> _Goal of the exercise_: Read the listing below and copy out every line that holds "feeder".

[Structured figure records]
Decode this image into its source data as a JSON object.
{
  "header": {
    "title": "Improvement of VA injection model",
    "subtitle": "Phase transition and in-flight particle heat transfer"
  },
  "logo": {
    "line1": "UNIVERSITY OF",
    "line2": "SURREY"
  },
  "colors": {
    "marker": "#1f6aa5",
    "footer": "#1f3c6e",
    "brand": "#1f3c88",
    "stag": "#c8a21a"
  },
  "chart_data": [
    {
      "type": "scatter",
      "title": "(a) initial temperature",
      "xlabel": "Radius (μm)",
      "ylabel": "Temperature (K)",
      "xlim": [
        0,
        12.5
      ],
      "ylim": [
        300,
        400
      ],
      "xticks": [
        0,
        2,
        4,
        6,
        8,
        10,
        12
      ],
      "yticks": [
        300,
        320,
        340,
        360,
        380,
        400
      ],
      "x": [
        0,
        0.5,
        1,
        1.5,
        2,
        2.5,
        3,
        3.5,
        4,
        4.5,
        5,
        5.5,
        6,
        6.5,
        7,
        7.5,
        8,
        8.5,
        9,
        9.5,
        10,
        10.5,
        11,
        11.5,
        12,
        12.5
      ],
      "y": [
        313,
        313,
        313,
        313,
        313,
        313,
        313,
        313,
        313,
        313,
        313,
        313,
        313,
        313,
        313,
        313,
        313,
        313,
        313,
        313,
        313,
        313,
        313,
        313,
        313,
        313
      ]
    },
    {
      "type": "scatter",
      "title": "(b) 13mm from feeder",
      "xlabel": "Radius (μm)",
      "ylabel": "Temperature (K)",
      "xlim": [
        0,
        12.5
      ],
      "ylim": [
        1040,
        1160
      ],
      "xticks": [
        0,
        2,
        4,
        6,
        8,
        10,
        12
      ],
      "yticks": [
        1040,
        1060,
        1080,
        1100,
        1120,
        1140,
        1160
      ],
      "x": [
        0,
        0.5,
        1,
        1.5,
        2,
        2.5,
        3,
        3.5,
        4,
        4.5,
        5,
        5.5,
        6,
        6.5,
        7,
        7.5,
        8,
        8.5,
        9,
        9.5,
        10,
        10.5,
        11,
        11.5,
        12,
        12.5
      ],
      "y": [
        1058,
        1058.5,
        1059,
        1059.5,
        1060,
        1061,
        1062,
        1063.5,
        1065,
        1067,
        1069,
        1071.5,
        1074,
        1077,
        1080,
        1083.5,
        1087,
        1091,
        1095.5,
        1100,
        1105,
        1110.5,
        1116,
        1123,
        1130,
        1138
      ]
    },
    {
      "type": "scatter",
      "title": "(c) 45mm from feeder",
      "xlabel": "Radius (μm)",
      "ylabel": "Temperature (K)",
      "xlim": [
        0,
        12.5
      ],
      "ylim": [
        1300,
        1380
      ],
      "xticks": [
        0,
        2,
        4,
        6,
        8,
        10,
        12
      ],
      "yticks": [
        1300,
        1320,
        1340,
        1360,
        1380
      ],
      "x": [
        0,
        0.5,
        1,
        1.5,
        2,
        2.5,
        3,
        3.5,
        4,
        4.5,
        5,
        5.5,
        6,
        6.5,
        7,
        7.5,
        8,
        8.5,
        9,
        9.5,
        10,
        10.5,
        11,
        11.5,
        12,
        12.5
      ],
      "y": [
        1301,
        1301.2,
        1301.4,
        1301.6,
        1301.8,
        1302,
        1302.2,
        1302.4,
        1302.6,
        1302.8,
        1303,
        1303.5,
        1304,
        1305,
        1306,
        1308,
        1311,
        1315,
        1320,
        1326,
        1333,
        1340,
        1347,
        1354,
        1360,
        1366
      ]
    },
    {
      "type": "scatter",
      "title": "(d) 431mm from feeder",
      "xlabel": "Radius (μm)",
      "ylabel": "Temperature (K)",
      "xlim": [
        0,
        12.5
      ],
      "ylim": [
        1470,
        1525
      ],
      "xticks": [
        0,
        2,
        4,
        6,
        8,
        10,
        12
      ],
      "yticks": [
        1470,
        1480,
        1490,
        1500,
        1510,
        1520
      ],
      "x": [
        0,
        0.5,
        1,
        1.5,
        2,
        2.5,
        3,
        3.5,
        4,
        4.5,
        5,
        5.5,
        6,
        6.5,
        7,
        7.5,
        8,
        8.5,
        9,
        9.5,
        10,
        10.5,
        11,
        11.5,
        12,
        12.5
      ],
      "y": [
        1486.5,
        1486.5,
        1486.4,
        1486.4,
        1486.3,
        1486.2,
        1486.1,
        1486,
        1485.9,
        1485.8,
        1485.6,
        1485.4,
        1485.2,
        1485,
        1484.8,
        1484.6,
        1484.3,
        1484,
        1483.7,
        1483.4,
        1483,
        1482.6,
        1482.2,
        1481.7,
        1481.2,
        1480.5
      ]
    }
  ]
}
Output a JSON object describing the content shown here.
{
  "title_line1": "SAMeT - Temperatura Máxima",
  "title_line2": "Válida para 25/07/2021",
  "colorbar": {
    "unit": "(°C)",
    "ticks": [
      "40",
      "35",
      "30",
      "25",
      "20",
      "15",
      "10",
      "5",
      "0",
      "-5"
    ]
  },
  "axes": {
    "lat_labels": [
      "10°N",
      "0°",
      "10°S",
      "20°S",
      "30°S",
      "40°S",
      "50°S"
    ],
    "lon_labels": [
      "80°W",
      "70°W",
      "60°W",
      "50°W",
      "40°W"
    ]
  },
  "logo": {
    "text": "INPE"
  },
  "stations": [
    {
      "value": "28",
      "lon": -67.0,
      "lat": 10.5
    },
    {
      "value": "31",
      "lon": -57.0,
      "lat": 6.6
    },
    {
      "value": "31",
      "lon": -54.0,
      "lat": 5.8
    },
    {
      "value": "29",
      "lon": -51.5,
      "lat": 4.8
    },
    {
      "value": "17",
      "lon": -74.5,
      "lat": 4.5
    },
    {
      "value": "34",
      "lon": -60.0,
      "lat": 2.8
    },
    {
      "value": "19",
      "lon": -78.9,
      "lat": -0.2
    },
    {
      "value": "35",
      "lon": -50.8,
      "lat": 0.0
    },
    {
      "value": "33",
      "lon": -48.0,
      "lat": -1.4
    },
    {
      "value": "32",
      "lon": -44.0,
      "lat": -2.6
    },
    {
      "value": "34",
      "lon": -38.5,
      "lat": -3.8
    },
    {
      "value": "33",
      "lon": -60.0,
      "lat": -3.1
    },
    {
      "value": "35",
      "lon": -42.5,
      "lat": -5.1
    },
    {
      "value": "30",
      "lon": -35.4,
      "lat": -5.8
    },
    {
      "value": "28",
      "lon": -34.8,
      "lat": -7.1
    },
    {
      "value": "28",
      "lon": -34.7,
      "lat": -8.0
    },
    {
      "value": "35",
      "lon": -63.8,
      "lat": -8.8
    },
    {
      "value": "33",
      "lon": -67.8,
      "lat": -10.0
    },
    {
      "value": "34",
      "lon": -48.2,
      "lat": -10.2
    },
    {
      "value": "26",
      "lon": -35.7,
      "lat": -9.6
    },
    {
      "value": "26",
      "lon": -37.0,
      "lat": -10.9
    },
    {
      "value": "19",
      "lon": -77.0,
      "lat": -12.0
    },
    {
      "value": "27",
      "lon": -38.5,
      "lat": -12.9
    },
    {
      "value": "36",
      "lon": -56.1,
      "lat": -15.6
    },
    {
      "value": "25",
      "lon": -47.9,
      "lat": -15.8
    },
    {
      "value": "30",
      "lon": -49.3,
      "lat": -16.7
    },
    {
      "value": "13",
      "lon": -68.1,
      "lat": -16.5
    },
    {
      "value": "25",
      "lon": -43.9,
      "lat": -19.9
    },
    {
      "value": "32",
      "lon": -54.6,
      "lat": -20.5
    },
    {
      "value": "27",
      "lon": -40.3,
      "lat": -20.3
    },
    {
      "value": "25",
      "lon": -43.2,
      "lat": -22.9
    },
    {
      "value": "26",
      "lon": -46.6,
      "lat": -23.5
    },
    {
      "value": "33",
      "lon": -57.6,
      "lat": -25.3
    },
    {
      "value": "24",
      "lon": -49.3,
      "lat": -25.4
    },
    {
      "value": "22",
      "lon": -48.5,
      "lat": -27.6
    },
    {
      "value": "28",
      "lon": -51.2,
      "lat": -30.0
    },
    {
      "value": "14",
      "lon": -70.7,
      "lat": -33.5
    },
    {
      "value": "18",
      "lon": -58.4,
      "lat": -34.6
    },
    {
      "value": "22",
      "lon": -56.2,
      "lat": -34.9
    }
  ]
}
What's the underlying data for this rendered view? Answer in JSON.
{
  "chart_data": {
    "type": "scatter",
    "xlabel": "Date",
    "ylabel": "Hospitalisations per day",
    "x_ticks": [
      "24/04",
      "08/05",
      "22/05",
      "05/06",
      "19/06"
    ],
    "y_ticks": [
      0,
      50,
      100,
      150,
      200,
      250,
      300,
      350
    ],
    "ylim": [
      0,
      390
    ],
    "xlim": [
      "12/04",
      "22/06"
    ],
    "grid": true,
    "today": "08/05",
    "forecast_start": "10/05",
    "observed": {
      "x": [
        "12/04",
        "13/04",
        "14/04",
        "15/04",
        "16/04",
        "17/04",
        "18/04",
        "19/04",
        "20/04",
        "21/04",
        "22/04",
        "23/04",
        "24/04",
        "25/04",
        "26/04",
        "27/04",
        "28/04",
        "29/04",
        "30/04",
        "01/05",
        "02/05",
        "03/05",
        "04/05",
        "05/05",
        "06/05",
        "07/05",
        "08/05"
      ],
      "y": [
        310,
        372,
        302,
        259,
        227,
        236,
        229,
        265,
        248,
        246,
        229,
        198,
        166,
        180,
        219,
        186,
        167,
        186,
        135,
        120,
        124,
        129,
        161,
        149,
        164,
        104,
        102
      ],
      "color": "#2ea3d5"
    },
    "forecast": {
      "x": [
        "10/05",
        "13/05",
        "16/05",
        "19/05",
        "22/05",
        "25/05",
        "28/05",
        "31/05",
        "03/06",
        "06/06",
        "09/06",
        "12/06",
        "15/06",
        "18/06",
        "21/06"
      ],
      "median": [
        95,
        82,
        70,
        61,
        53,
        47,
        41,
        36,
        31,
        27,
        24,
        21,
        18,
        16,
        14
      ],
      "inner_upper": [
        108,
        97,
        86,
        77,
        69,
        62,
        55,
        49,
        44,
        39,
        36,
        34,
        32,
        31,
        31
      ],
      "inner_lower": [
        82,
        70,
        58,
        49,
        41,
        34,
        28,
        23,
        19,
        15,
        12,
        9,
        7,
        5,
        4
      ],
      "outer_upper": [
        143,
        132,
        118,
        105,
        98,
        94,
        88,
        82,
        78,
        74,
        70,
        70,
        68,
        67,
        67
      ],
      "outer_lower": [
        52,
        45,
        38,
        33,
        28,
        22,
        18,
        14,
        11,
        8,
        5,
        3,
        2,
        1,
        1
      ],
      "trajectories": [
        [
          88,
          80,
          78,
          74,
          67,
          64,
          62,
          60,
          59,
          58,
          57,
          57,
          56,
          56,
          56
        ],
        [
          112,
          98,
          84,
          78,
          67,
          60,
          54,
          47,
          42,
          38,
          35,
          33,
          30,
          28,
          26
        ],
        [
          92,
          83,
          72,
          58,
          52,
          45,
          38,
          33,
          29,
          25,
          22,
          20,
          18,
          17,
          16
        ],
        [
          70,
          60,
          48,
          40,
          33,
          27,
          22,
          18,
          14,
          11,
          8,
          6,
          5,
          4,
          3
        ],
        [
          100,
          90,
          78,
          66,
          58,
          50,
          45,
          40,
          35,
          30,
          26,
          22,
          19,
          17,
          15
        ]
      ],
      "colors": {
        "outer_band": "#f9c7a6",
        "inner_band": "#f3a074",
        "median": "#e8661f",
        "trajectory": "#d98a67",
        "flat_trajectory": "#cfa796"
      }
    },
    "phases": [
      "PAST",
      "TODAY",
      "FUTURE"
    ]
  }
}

> _Task solution_:
      "title": "(b) 13mm from feeder",
      "title": "(c) 45mm from feeder",
      "title": "(d) 431mm from feeder",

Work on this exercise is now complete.